Records excerpted from a collection:
⟨

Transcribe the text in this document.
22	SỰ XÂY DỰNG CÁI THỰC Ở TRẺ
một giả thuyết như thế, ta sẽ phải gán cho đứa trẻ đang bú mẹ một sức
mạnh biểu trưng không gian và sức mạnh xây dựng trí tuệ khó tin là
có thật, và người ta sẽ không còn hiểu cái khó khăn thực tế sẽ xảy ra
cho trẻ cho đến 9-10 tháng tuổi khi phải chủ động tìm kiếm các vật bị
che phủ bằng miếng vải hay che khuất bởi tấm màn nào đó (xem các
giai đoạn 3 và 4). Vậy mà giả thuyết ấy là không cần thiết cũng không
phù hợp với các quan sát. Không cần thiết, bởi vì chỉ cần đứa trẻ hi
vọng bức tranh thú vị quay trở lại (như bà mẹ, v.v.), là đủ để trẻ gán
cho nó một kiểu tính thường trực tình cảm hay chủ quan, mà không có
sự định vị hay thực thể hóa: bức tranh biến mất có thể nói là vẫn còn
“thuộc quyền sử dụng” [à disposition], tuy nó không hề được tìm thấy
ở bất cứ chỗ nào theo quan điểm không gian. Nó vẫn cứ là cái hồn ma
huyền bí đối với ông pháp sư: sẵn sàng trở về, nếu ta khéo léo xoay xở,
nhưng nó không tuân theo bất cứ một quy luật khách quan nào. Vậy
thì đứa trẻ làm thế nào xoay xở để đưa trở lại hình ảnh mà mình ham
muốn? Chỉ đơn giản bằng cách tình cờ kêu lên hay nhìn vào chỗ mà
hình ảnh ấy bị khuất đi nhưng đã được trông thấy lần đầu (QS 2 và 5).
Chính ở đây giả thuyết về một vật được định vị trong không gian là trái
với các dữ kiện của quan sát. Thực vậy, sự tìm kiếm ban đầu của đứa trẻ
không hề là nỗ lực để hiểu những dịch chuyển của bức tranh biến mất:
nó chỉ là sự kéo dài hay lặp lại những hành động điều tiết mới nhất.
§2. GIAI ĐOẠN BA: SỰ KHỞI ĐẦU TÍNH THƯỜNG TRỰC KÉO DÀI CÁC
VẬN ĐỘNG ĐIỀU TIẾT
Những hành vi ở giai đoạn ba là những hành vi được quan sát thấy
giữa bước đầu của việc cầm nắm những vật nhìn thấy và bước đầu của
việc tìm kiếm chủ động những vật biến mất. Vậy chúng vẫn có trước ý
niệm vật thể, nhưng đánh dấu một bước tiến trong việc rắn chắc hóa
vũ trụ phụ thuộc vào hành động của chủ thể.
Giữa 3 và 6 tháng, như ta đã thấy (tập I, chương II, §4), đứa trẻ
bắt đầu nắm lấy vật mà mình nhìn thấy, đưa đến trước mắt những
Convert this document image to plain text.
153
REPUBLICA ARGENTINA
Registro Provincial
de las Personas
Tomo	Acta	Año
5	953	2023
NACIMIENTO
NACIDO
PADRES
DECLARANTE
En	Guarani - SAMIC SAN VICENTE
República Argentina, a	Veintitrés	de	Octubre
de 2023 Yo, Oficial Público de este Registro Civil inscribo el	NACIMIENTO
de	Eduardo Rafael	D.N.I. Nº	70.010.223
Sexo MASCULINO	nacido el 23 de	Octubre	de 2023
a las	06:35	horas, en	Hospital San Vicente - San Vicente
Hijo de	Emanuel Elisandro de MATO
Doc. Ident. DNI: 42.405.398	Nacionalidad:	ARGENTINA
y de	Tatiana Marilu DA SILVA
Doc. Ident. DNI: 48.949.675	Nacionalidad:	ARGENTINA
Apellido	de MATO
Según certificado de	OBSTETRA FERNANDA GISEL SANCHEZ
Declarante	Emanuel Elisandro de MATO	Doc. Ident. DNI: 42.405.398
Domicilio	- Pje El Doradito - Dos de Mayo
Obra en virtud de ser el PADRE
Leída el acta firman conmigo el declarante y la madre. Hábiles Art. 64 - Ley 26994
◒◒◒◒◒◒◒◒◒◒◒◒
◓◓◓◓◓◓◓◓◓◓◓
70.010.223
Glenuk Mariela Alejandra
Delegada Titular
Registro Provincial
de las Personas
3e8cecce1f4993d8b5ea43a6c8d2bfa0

⟩

What the task asks:
Tally the lines of the records holding the word "Nacionalidad", then give only the resulting number.

Response to the task:
2